## Exercise details
Answer with one number: how many lines have "中国光大银行".

Stored data entries:
────────

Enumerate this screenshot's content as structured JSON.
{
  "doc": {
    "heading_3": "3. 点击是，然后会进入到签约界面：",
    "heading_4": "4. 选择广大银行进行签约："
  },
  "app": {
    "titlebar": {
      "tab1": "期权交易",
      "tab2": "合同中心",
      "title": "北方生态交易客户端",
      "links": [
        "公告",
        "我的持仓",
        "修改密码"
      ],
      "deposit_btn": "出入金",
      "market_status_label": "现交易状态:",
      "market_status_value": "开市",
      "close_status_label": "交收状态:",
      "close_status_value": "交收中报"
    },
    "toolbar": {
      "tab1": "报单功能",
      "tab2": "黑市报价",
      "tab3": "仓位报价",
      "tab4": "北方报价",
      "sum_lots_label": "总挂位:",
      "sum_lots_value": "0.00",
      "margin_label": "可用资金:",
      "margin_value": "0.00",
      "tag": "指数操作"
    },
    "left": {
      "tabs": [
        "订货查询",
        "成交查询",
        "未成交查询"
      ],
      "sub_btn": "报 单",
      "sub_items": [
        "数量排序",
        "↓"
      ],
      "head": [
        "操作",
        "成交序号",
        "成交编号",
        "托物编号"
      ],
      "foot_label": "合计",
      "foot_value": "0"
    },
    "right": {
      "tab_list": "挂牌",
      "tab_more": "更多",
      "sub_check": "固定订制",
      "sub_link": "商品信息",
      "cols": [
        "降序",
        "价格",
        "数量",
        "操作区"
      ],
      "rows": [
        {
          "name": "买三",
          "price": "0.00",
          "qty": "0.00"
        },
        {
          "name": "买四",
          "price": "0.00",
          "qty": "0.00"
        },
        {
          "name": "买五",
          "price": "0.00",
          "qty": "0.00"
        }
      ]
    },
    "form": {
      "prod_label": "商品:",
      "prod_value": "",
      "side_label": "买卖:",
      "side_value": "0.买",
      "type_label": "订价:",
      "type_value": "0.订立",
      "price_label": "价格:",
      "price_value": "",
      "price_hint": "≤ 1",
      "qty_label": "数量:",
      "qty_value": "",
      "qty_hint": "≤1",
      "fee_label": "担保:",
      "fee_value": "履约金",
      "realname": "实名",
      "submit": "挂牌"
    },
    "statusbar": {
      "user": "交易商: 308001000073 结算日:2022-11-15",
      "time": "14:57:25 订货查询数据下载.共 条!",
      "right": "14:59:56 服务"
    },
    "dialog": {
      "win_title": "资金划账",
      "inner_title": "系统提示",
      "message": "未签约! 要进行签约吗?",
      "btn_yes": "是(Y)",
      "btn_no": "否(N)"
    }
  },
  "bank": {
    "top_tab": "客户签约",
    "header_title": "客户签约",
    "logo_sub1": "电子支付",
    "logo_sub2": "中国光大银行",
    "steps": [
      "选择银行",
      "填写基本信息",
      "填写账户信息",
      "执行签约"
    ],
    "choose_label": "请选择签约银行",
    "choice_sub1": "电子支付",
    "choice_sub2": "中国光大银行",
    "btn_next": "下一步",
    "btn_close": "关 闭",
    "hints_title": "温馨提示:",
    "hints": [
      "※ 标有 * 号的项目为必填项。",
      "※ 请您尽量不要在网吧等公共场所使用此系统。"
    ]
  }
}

────────

## Expected output
2